Stored data entries ::
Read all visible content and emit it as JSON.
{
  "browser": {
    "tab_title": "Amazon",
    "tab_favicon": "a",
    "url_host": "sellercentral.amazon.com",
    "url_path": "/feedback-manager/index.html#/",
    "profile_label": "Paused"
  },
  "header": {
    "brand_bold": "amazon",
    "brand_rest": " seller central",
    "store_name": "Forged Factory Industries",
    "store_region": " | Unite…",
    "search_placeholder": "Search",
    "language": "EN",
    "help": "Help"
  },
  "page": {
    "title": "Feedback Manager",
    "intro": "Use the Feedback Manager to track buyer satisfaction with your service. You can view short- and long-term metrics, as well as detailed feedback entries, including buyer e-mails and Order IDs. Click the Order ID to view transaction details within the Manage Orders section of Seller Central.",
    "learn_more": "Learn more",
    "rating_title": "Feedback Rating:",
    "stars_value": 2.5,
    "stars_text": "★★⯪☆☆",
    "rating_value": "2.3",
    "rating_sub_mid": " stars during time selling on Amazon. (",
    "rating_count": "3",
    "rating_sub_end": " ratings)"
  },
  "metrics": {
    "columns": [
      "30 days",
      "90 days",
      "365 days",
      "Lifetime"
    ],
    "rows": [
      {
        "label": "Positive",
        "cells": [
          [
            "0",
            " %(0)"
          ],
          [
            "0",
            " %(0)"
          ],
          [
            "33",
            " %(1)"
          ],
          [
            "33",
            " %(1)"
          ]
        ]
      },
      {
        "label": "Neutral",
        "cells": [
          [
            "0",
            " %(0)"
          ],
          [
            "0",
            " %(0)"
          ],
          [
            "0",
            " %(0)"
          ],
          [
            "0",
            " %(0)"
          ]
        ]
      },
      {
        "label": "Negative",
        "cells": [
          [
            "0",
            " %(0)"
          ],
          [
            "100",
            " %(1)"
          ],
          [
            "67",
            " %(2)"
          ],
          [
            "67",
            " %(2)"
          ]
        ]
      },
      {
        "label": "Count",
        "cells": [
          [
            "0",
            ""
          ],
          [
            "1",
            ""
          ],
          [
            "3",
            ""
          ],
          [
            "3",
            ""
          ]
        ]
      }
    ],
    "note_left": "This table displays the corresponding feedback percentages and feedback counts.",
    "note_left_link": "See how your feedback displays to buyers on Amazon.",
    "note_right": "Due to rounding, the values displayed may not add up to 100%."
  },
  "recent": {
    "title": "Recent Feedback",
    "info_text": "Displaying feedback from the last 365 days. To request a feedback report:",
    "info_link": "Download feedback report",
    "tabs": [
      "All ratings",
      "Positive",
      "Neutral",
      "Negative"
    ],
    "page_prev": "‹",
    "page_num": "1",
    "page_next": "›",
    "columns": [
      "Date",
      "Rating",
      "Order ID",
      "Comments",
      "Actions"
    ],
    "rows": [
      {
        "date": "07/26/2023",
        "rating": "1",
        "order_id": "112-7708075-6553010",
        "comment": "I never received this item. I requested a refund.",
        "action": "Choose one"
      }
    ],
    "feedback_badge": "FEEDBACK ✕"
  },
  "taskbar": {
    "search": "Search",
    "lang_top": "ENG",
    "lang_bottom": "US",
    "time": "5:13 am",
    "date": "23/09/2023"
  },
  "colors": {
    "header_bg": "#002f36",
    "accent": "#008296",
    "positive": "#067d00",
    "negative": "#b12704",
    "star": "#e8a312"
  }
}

To be done :: Which lines above hold the word "Search"? Copy each of them.

Solution ::
    "search_placeholder": "Search",
    "search": "Search",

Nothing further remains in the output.